>> Start MATERIAL

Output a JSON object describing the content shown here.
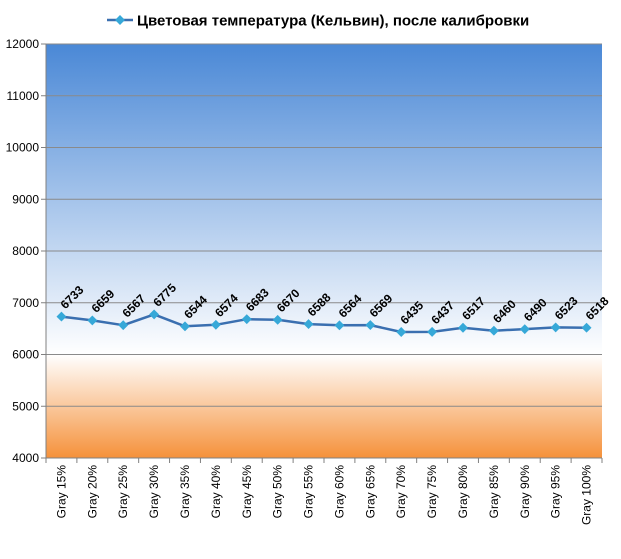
{
  "chart_data": {
    "type": "line",
    "title": "",
    "xlabel": "",
    "ylabel": "",
    "categories": [
      "Gray 15%",
      "Gray 20%",
      "Gray 25%",
      "Gray 30%",
      "Gray 35%",
      "Gray 40%",
      "Gray 45%",
      "Gray 50%",
      "Gray 55%",
      "Gray 60%",
      "Gray 65%",
      "Gray 70%",
      "Gray 75%",
      "Gray 80%",
      "Gray 85%",
      "Gray 90%",
      "Gray 95%",
      "Gray 100%"
    ],
    "series": [
      {
        "name": "Цветовая температура (Кельвин), после калибровки",
        "values": [
          6733,
          6659,
          6567,
          6775,
          6544,
          6574,
          6683,
          6670,
          6588,
          6564,
          6569,
          6435,
          6437,
          6517,
          6460,
          6490,
          6523,
          6518
        ],
        "color": "#3a6fb0",
        "marker_color": "#36a8d8"
      }
    ],
    "ylim": [
      4000,
      12000
    ],
    "yticks": [
      4000,
      5000,
      6000,
      7000,
      8000,
      9000,
      10000,
      11000,
      12000
    ],
    "grid": true,
    "legend": "top",
    "data_labels": true,
    "background": {
      "top": "#4a88d6",
      "middle": "#ffffff",
      "bottom": "#f5913a",
      "middle_value": 6000
    }
  }
}
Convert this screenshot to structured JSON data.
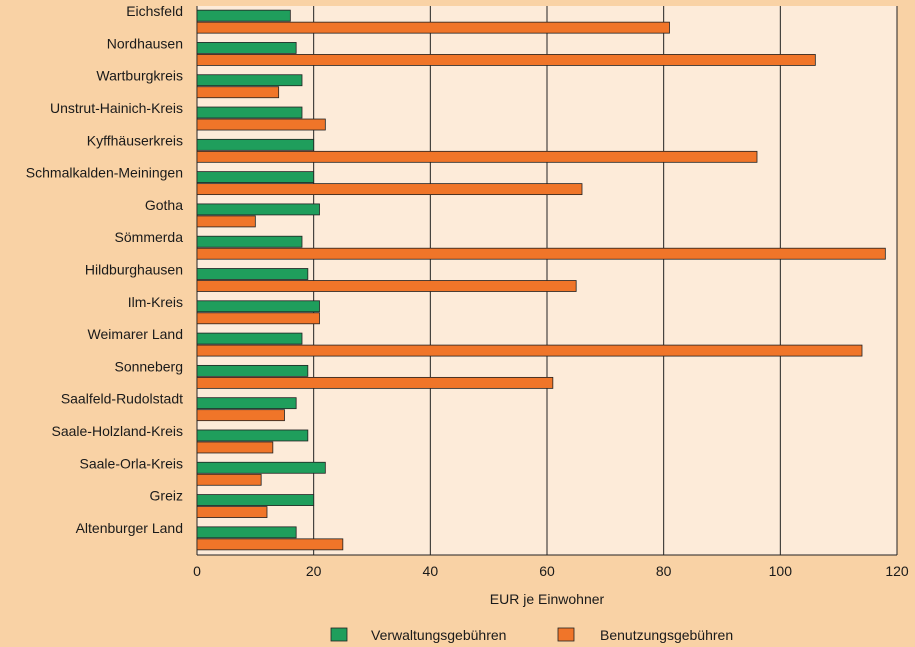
{
  "chart_data": {
    "type": "bar",
    "orientation": "horizontal",
    "title": "",
    "xlabel": "EUR je Einwohner",
    "ylabel": "",
    "xlim": [
      0,
      120
    ],
    "xticks": [
      0,
      20,
      40,
      60,
      80,
      100,
      120
    ],
    "grid": "vertical",
    "legend_position": "bottom",
    "categories": [
      "Eichsfeld",
      "Nordhausen",
      "Wartburgkreis",
      "Unstrut-Hainich-Kreis",
      "Kyffhäuserkreis",
      "Schmalkalden-Meiningen",
      "Gotha",
      "Sömmerda",
      "Hildburghausen",
      "Ilm-Kreis",
      "Weimarer Land",
      "Sonneberg",
      "Saalfeld-Rudolstadt",
      "Saale-Holzland-Kreis",
      "Saale-Orla-Kreis",
      "Greiz",
      "Altenburger Land"
    ],
    "series": [
      {
        "name": "Verwaltungsgebühren",
        "color": "#1f9e5c",
        "values": [
          16,
          17,
          18,
          18,
          20,
          20,
          21,
          18,
          19,
          21,
          18,
          19,
          17,
          19,
          22,
          20,
          17
        ]
      },
      {
        "name": "Benutzungsgebühren",
        "color": "#f07529",
        "values": [
          81,
          106,
          14,
          22,
          96,
          66,
          10,
          118,
          65,
          21,
          114,
          61,
          15,
          13,
          11,
          12,
          25
        ]
      }
    ],
    "colors": {
      "plot_background": "#fdebd9",
      "page_background": "#f9d2a5",
      "grid": "#222222"
    }
  }
}
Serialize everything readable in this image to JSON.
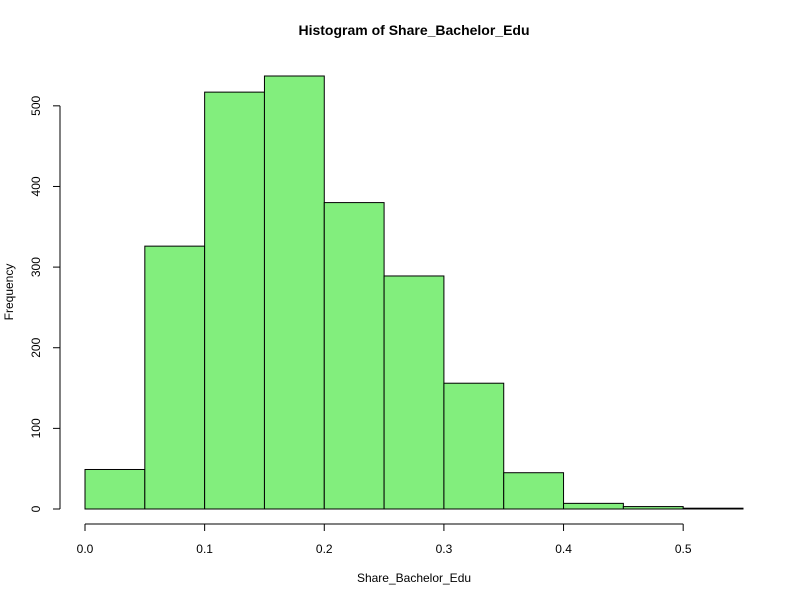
{
  "chart_data": {
    "type": "bar",
    "title": "Histogram of Share_Bachelor_Edu",
    "xlabel": "Share_Bachelor_Edu",
    "ylabel": "Frequency",
    "bins": [
      {
        "start": 0.0,
        "end": 0.05,
        "count": 49
      },
      {
        "start": 0.05,
        "end": 0.1,
        "count": 326
      },
      {
        "start": 0.1,
        "end": 0.15,
        "count": 517
      },
      {
        "start": 0.15,
        "end": 0.2,
        "count": 537
      },
      {
        "start": 0.2,
        "end": 0.25,
        "count": 380
      },
      {
        "start": 0.25,
        "end": 0.3,
        "count": 289
      },
      {
        "start": 0.3,
        "end": 0.35,
        "count": 156
      },
      {
        "start": 0.35,
        "end": 0.4,
        "count": 45
      },
      {
        "start": 0.4,
        "end": 0.45,
        "count": 7
      },
      {
        "start": 0.45,
        "end": 0.5,
        "count": 3
      },
      {
        "start": 0.5,
        "end": 0.55,
        "count": 1
      }
    ],
    "xlim": [
      0,
      0.55
    ],
    "ylim": [
      0,
      537
    ],
    "xticks": [
      0.0,
      0.1,
      0.2,
      0.3,
      0.4,
      0.5
    ],
    "xtick_labels": [
      "0.0",
      "0.1",
      "0.2",
      "0.3",
      "0.4",
      "0.5"
    ],
    "yticks": [
      0,
      100,
      200,
      300,
      400,
      500
    ],
    "ytick_labels": [
      "0",
      "100",
      "200",
      "300",
      "400",
      "500"
    ],
    "bar_color": "#82ee7d",
    "grid": false,
    "legend": "none"
  }
}
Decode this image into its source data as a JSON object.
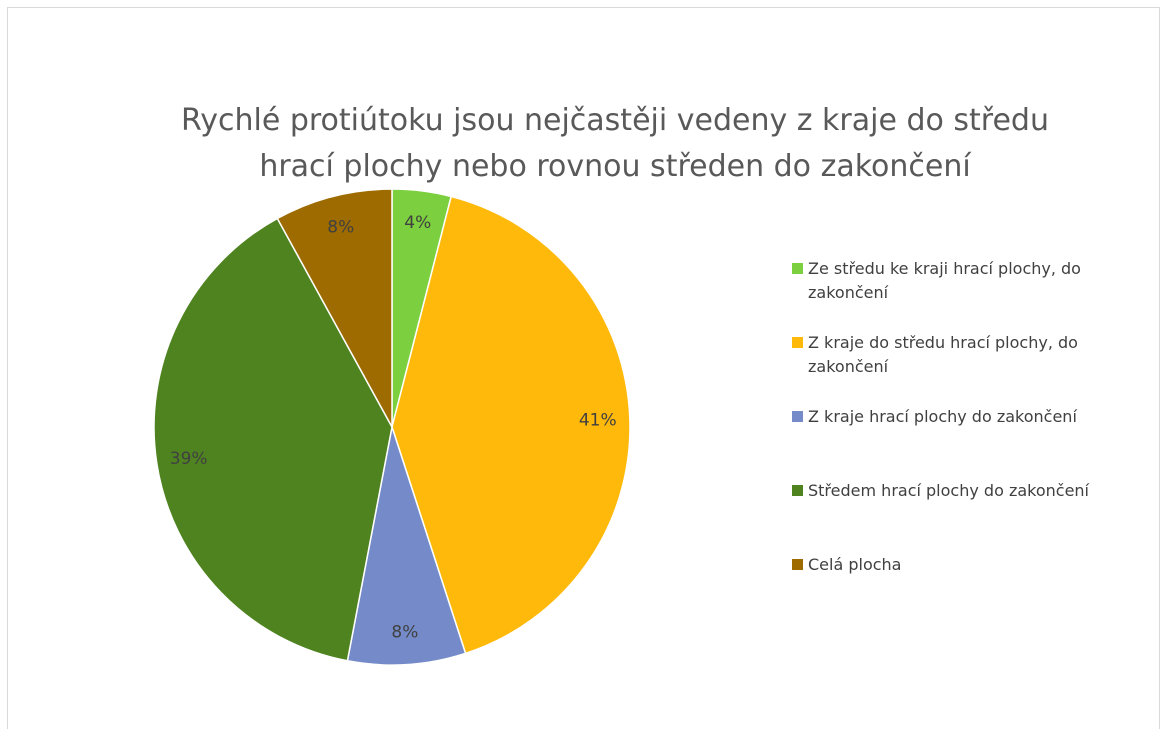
{
  "chart_data": {
    "type": "pie",
    "title": "Rychlé protiútoku jsou nejčastěji vedeny z kraje do středu hrací plochy nebo rovnou středen do zakončení",
    "categories": [
      "Ze středu ke kraji hrací plochy, do zakončení",
      "Z kraje do středu hrací plochy, do zakončení",
      "Z kraje hrací plochy do zakončení",
      "Středem hrací plochy do zakončení",
      "Celá plocha"
    ],
    "values": [
      4,
      41,
      8,
      39,
      8
    ],
    "value_labels": [
      "4%",
      "41%",
      "8%",
      "39%",
      "8%"
    ],
    "colors": [
      "#7ccf3e",
      "#ffb90a",
      "#758bc9",
      "#4e8320",
      "#9e6b00"
    ],
    "legend": "right"
  }
}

>> End MATERIAL

PROBLEM DESCRIPTION: Repeat every record precisely. Any picture among them stays out of the copy.

OUTPUT FOR THIS TASK:
Output a JSON object describing the content shown here.
{
  "chart_data": {
    "type": "line",
    "title": "",
    "xlabel": "",
    "ylabel": "",
    "categories": [
      "Gray 15%",
      "Gray 20%",
      "Gray 25%",
      "Gray 30%",
      "Gray 35%",
      "Gray 40%",
      "Gray 45%",
      "Gray 50%",
      "Gray 55%",
      "Gray 60%",
      "Gray 65%",
      "Gray 70%",
      "Gray 75%",
      "Gray 80%",
      "Gray 85%",
      "Gray 90%",
      "Gray 95%",
      "Gray 100%"
    ],
    "series": [
      {
        "name": "Цветовая температура (Кельвин), после калибровки",
        "values": [
          6733,
          6659,
          6567,
          6775,
          6544,
          6574,
          6683,
          6670,
          6588,
          6564,
          6569,
          6435,
          6437,
          6517,
          6460,
          6490,
          6523,
          6518
        ],
        "color": "#3a6fb0",
        "marker_color": "#36a8d8"
      }
    ],
    "ylim": [
      4000,
      12000
    ],
    "yticks": [
      4000,
      5000,
      6000,
      7000,
      8000,
      9000,
      10000,
      11000,
      12000
    ],
    "grid": true,
    "legend": "top",
    "data_labels": true,
    "background": {
      "top": "#4a88d6",
      "middle": "#ffffff",
      "bottom": "#f5913a",
      "middle_value": 6000
    }
  }
}
Convert this screenshot to structured JSON data.
{
  "chart_data": {
    "type": "bar",
    "orientation": "horizontal",
    "title": "",
    "xlabel": "EUR je Einwohner",
    "ylabel": "",
    "xlim": [
      0,
      120
    ],
    "xticks": [
      0,
      20,
      40,
      60,
      80,
      100,
      120
    ],
    "grid": "vertical",
    "legend_position": "bottom",
    "categories": [
      "Eichsfeld",
      "Nordhausen",
      "Wartburgkreis",
      "Unstrut-Hainich-Kreis",
      "Kyffhäuserkreis",
      "Schmalkalden-Meiningen",
      "Gotha",
      "Sömmerda",
      "Hildburghausen",
      "Ilm-Kreis",
      "Weimarer Land",
      "Sonneberg",
      "Saalfeld-Rudolstadt",
      "Saale-Holzland-Kreis",
      "Saale-Orla-Kreis",
      "Greiz",
      "Altenburger Land"
    ],
    "series": [
      {
        "name": "Verwaltungsgebühren",
        "color": "#1f9e5c",
        "values": [
          16,
          17,
          18,
          18,
          20,
          20,
          21,
          18,
          19,
          21,
          18,
          19,
          17,
          19,
          22,
          20,
          17
        ]
      },
      {
        "name": "Benutzungsgebühren",
        "color": "#f07529",
        "values": [
          81,
          106,
          14,
          22,
          96,
          66,
          10,
          118,
          65,
          21,
          114,
          61,
          15,
          13,
          11,
          12,
          25
        ]
      }
    ],
    "colors": {
      "plot_background": "#fdebd9",
      "page_background": "#f9d2a5",
      "grid": "#222222"
    }
  }
}
Serialize everything readable in this image to JSON.
{
  "chart_data": {
    "type": "bar",
    "title": "Histogram of Share_Bachelor_Edu",
    "xlabel": "Share_Bachelor_Edu",
    "ylabel": "Frequency",
    "bins": [
      {
        "start": 0.0,
        "end": 0.05,
        "count": 49
      },
      {
        "start": 0.05,
        "end": 0.1,
        "count": 326
      },
      {
        "start": 0.1,
        "end": 0.15,
        "count": 517
      },
      {
        "start": 0.15,
        "end": 0.2,
        "count": 537
      },
      {
        "start": 0.2,
        "end": 0.25,
        "count": 380
      },
      {
        "start": 0.25,
        "end": 0.3,
        "count": 289
      },
      {
        "start": 0.3,
        "end": 0.35,
        "count": 156
      },
      {
        "start": 0.35,
        "end": 0.4,
        "count": 45
      },
      {
        "start": 0.4,
        "end": 0.45,
        "count": 7
      },
      {
        "start": 0.45,
        "end": 0.5,
        "count": 3
      },
      {
        "start": 0.5,
        "end": 0.55,
        "count": 1
      }
    ],
    "xlim": [
      0,
      0.55
    ],
    "ylim": [
      0,
      537
    ],
    "xticks": [
      0.0,
      0.1,
      0.2,
      0.3,
      0.4,
      0.5
    ],
    "xtick_labels": [
      "0.0",
      "0.1",
      "0.2",
      "0.3",
      "0.4",
      "0.5"
    ],
    "yticks": [
      0,
      100,
      200,
      300,
      400,
      500
    ],
    "ytick_labels": [
      "0",
      "100",
      "200",
      "300",
      "400",
      "500"
    ],
    "bar_color": "#82ee7d",
    "grid": false,
    "legend": "none"
  }
}
Decode this image into its source data as a JSON object.
{
  "chart_data": {
    "type": "pie",
    "title": "Rychlé protiútoku jsou nejčastěji vedeny z kraje do středu hrací plochy nebo rovnou středen do zakončení",
    "categories": [
      "Ze středu ke kraji hrací plochy, do zakončení",
      "Z kraje do středu hrací plochy, do zakončení",
      "Z kraje hrací plochy do zakončení",
      "Středem hrací plochy do zakončení",
      "Celá plocha"
    ],
    "values": [
      4,
      41,
      8,
      39,
      8
    ],
    "value_labels": [
      "4%",
      "41%",
      "8%",
      "39%",
      "8%"
    ],
    "colors": [
      "#7ccf3e",
      "#ffb90a",
      "#758bc9",
      "#4e8320",
      "#9e6b00"
    ],
    "legend": "right"
  }
}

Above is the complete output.